* **Exercise description**
Tally every line in the data that has the word "propos" and report only the total.

Material for this task START

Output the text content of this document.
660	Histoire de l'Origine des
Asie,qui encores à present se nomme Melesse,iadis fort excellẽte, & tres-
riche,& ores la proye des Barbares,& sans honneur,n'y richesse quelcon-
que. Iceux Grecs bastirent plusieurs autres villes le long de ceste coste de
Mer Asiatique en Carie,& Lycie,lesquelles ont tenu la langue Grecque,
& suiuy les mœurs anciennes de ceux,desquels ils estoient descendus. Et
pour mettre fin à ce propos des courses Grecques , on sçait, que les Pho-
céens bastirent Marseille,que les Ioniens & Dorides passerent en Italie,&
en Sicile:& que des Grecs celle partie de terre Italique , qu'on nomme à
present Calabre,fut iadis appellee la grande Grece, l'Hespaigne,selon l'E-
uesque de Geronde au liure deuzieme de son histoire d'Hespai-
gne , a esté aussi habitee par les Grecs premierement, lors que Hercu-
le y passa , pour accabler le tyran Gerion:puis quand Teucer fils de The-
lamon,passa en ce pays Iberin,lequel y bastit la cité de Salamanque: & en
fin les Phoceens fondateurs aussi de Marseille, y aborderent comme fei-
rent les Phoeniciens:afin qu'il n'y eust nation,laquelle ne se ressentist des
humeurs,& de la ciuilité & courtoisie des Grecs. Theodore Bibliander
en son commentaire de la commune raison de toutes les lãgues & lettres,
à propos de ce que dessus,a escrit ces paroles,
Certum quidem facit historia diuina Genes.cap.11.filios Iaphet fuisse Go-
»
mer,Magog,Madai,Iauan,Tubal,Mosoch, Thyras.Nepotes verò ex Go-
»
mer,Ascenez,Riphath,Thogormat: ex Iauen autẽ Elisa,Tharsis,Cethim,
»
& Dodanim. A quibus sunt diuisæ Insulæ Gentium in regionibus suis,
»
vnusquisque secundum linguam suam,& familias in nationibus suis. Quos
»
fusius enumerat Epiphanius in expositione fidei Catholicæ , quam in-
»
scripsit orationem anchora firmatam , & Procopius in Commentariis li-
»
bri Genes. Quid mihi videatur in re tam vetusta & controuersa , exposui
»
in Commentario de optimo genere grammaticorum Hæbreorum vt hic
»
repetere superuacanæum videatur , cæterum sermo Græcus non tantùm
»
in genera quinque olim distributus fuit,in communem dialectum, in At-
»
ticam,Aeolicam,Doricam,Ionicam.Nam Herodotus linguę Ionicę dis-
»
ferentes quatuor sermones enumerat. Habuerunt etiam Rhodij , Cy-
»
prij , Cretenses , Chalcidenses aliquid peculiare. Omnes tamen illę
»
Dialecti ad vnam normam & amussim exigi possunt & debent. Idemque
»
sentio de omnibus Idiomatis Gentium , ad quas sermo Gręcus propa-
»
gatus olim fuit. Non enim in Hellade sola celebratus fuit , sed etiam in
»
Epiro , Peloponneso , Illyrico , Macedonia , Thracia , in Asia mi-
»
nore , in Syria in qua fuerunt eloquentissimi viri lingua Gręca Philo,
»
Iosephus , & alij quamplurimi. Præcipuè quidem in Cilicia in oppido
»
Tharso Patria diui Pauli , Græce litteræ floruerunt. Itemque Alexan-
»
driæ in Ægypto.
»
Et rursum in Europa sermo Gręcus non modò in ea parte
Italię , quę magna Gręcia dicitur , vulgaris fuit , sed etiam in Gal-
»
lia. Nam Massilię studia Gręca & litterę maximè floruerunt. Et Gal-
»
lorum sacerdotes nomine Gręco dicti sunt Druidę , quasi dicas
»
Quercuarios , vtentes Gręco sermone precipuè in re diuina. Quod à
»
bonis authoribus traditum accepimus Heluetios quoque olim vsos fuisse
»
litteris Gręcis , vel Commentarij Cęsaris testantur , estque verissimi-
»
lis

Material for this task END

* **Solved problem**
2